Collection entries =
<<<<

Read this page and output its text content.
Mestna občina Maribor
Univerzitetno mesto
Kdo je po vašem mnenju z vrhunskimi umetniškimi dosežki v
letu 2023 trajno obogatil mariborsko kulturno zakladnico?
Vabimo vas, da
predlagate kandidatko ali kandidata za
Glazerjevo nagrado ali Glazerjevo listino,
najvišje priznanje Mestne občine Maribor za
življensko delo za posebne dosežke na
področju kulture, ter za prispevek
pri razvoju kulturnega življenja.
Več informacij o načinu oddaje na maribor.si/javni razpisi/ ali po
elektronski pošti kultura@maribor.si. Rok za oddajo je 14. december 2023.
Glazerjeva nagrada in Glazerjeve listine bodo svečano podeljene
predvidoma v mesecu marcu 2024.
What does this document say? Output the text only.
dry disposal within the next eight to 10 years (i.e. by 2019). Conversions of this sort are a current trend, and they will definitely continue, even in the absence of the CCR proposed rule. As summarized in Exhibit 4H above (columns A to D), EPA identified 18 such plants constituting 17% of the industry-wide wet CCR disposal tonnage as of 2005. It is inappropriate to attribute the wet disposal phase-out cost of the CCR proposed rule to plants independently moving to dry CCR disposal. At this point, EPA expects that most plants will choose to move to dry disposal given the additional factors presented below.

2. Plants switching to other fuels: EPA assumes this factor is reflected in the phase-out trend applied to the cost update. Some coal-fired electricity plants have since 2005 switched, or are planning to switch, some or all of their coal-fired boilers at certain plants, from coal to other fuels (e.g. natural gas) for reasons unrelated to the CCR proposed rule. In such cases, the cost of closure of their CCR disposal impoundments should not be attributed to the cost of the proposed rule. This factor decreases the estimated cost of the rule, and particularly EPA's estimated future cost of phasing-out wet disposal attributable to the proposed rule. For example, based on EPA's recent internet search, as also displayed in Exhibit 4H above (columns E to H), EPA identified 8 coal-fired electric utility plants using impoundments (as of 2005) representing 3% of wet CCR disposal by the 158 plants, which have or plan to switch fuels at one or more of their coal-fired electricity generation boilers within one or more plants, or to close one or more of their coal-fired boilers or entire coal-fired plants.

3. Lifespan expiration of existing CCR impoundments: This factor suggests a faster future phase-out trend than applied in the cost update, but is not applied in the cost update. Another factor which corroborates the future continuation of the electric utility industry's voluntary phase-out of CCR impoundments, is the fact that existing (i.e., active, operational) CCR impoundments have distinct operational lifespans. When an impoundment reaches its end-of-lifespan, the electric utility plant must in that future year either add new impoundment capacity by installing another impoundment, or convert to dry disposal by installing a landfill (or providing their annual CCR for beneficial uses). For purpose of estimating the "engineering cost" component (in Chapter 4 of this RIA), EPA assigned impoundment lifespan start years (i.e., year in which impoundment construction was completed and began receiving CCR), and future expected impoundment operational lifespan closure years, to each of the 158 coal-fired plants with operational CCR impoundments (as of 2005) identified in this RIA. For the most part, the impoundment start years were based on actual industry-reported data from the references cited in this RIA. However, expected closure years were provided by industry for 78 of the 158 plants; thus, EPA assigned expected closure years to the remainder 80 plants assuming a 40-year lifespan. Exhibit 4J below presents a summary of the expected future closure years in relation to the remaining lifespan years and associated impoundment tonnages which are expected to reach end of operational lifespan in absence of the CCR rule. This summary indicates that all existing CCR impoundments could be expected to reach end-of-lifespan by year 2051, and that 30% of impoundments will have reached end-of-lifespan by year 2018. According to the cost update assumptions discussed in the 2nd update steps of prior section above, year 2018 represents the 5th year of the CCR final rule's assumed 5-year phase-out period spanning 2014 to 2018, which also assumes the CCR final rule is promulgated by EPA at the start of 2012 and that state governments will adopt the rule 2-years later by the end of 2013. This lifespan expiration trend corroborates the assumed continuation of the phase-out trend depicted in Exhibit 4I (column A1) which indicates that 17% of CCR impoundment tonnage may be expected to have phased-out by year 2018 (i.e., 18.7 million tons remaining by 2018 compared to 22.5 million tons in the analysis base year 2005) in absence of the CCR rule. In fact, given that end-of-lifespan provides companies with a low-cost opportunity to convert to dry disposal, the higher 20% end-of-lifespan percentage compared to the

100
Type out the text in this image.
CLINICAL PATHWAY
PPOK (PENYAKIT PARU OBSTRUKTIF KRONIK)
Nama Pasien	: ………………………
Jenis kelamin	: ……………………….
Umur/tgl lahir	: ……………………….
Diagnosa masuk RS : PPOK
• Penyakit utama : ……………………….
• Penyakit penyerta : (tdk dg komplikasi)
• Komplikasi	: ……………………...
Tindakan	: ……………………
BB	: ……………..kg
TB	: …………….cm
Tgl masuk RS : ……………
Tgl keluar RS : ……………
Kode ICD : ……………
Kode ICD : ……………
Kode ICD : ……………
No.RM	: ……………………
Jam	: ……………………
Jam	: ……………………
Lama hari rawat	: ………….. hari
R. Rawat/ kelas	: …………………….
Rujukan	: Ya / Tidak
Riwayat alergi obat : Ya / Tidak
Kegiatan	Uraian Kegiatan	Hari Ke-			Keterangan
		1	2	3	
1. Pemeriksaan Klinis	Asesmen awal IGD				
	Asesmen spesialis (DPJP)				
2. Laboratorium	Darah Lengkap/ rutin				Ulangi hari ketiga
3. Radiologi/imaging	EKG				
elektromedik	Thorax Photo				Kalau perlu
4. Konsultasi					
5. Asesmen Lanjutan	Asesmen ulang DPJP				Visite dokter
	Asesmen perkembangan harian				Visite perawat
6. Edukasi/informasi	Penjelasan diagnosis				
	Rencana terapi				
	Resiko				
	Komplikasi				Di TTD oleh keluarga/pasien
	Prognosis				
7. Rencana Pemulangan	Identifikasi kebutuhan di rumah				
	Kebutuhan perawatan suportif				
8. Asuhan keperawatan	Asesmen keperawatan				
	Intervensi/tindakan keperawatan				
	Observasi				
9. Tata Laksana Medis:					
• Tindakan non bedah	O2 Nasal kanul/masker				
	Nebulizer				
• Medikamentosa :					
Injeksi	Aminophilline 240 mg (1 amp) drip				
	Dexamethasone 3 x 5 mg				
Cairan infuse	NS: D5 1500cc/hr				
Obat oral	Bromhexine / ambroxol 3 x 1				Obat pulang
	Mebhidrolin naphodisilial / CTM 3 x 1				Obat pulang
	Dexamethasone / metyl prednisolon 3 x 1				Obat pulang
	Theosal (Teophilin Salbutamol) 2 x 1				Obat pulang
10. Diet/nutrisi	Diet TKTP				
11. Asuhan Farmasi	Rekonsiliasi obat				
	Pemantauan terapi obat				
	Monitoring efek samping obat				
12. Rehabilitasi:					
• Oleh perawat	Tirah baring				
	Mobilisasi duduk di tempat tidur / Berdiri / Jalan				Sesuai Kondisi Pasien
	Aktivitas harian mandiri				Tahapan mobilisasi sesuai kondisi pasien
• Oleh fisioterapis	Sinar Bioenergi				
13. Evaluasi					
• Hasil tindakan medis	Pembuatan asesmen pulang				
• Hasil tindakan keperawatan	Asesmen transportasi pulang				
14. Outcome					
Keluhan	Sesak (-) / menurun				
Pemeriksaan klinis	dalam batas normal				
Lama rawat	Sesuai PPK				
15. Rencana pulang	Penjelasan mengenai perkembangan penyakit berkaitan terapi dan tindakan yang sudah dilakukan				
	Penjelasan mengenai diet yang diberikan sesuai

>>>>

Exercise description = Go through the listing above and restate it word for word.

Result for this exercise =
Read this page and output its text content.
Mestna občina Maribor
Univerzitetno mesto
Kdo je po vašem mnenju z vrhunskimi umetniškimi dosežki v
letu 2023 trajno obogatil mariborsko kulturno zakladnico?
Vabimo vas, da
predlagate kandidatko ali kandidata za
Glazerjevo nagrado ali Glazerjevo listino,
najvišje priznanje Mestne občine Maribor za
življensko delo za posebne dosežke na
področju kulture, ter za prispevek
pri razvoju kulturnega življenja.
Več informacij o načinu oddaje na maribor.si/javni razpisi/ ali po
elektronski pošti kultura@maribor.si. Rok za oddajo je 14. december 2023.
Glazerjeva nagrada in Glazerjeve listine bodo svečano podeljene
predvidoma v mesecu marcu 2024.
What does this document say? Output the text only.
dry disposal within the next eight to 10 years (i.e. by 2019). Conversions of this sort are a current trend, and they will definitely continue, even in the absence of the CCR proposed rule. As summarized in Exhibit 4H above (columns A to D), EPA identified 18 such plants constituting 17% of the industry-wide wet CCR disposal tonnage as of 2005. It is inappropriate to attribute the wet disposal phase-out cost of the CCR proposed rule to plants independently moving to dry CCR disposal. At this point, EPA expects that most plants will choose to move to dry disposal given the additional factors presented below.

2. Plants switching to other fuels: EPA assumes this factor is reflected in the phase-out trend applied to the cost update. Some coal-fired electricity plants have since 2005 switched, or are planning to switch, some or all of their coal-fired boilers at certain plants, from coal to other fuels (e.g. natural gas) for reasons unrelated to the CCR proposed rule. In such cases, the cost of closure of their CCR disposal impoundments should not be attributed to the cost of the proposed rule. This factor decreases the estimated cost of the rule, and particularly EPA's estimated future cost of phasing-out wet disposal attributable to the proposed rule. For example, based on EPA's recent internet search, as also displayed in Exhibit 4H above (columns E to H), EPA identified 8 coal-fired electric utility plants using impoundments (as of 2005) representing 3% of wet CCR disposal by the 158 plants, which have or plan to switch fuels at one or more of their coal-fired electricity generation boilers within one or more plants, or to close one or more of their coal-fired boilers or entire coal-fired plants.

3. Lifespan expiration of existing CCR impoundments: This factor suggests a faster future phase-out trend than applied in the cost update, but is not applied in the cost update. Another factor which corroborates the future continuation of the electric utility industry's voluntary phase-out of CCR impoundments, is the fact that existing (i.e., active, operational) CCR impoundments have distinct operational lifespans. When an impoundment reaches its end-of-lifespan, the electric utility plant must in that future year either add new impoundment capacity by installing another impoundment, or convert to dry disposal by installing a landfill (or providing their annual CCR for beneficial uses). For purpose of estimating the "engineering cost" component (in Chapter 4 of this RIA), EPA assigned impoundment lifespan start years (i.e., year in which impoundment construction was completed and began receiving CCR), and future expected impoundment operational lifespan closure years, to each of the 158 coal-fired plants with operational CCR impoundments (as of 2005) identified in this RIA. For the most part, the impoundment start years were based on actual industry-reported data from the references cited in this RIA. However, expected closure years were provided by industry for 78 of the 158 plants; thus, EPA assigned expected closure years to the remainder 80 plants assuming a 40-year lifespan. Exhibit 4J below presents a summary of the expected future closure years in relation to the remaining lifespan years and associated impoundment tonnages which are expected to reach end of operational lifespan in absence of the CCR rule. This summary indicates that all existing CCR impoundments could be expected to reach end-of-lifespan by year 2051, and that 30% of impoundments will have reached end-of-lifespan by year 2018. According to the cost update assumptions discussed in the 2nd update steps of prior section above, year 2018 represents the 5th year of the CCR final rule's assumed 5-year phase-out period spanning 2014 to 2018, which also assumes the CCR final rule is promulgated by EPA at the start of 2012 and that state governments will adopt the rule 2-years later by the end of 2013. This lifespan expiration trend corroborates the assumed continuation of the phase-out trend depicted in Exhibit 4I (column A1) which indicates that 17% of CCR impoundment tonnage may be expected to have phased-out by year 2018 (i.e., 18.7 million tons remaining by 2018 compared to 22.5 million tons in the analysis base year 2005) in absence of the CCR rule. In fact, given that end-of-lifespan provides companies with a low-cost opportunity to convert to dry disposal, the higher 20% end-of-lifespan percentage compared to the

100
Type out the text in this image.
CLINICAL PATHWAY
PPOK (PENYAKIT PARU OBSTRUKTIF KRONIK)
Nama Pasien	: ………………………
Jenis kelamin	: ……………………….
Umur/tgl lahir	: ……………………….
Diagnosa masuk RS : PPOK
• Penyakit utama : ……………………….
• Penyakit penyerta : (tdk dg komplikasi)
• Komplikasi	: ……………………...
Tindakan	: ……………………
BB	: ……………..kg
TB	: …………….cm
Tgl masuk RS : ……………
Tgl keluar RS : ……………
Kode ICD : ……………
Kode ICD : ……………
Kode ICD : ……………
No.RM	: ……………………
Jam	: ……………………
Jam	: ……………………
Lama hari rawat	: ………….. hari
R. Rawat/ kelas	: …………………….
Rujukan	: Ya / Tidak
Riwayat alergi obat : Ya / Tidak
Kegiatan	Uraian Kegiatan	Hari Ke-			Keterangan
		1	2	3	
1. Pemeriksaan Klinis	Asesmen awal IGD				
	Asesmen spesialis (DPJP)				
2. Laboratorium	Darah Lengkap/ rutin				Ulangi hari ketiga
3. Radiologi/imaging	EKG				
elektromedik	Thorax Photo				Kalau perlu
4. Konsultasi					
5. Asesmen Lanjutan	Asesmen ulang DPJP				Visite dokter
	Asesmen perkembangan harian				Visite perawat
6. Edukasi/informasi	Penjelasan diagnosis				
	Rencana terapi				
	Resiko				
	Komplikasi				Di TTD oleh keluarga/pasien
	Prognosis				
7. Rencana Pemulangan	Identifikasi kebutuhan di rumah				
	Kebutuhan perawatan suportif				
8. Asuhan keperawatan	Asesmen keperawatan				
	Intervensi/tindakan keperawatan				
	Observasi				
9. Tata Laksana Medis:					
• Tindakan non bedah	O2 Nasal kanul/masker				
	Nebulizer				
• Medikamentosa :					
Injeksi	Aminophilline 240 mg (1 amp) drip				
	Dexamethasone 3 x 5 mg				
Cairan infuse	NS: D5 1500cc/hr				
Obat oral	Bromhexine / ambroxol 3 x 1				Obat pulang
	Mebhidrolin naphodisilial / CTM 3 x 1				Obat pulang
	Dexamethasone / metyl prednisolon 3 x 1				Obat pulang
	Theosal (Teophilin Salbutamol) 2 x 1				Obat pulang
10. Diet/nutrisi	Diet TKTP				
11. Asuhan Farmasi	Rekonsiliasi obat				
	Pemantauan terapi obat				
	Monitoring efek samping obat				
12. Rehabilitasi:					
• Oleh perawat	Tirah baring				
	Mobilisasi duduk di tempat tidur / Berdiri / Jalan				Sesuai Kondisi Pasien
	Aktivitas harian mandiri				Tahapan mobilisasi sesuai kondisi pasien
• Oleh fisioterapis	Sinar Bioenergi				
13. Evaluasi					
• Hasil tindakan medis	Pembuatan asesmen pulang				
• Hasil tindakan keperawatan	Asesmen transportasi pulang				
14. Outcome					
Keluhan	Sesak (-) / menurun				
Pemeriksaan klinis	dalam batas normal				
Lama rawat	Sesuai PPK				
15. Rencana pulang	Penjelasan mengenai perkembangan penyakit berkaitan terapi dan tindakan yang sudah dilakukan				
	Penjelasan mengenai diet yang diberikan sesuai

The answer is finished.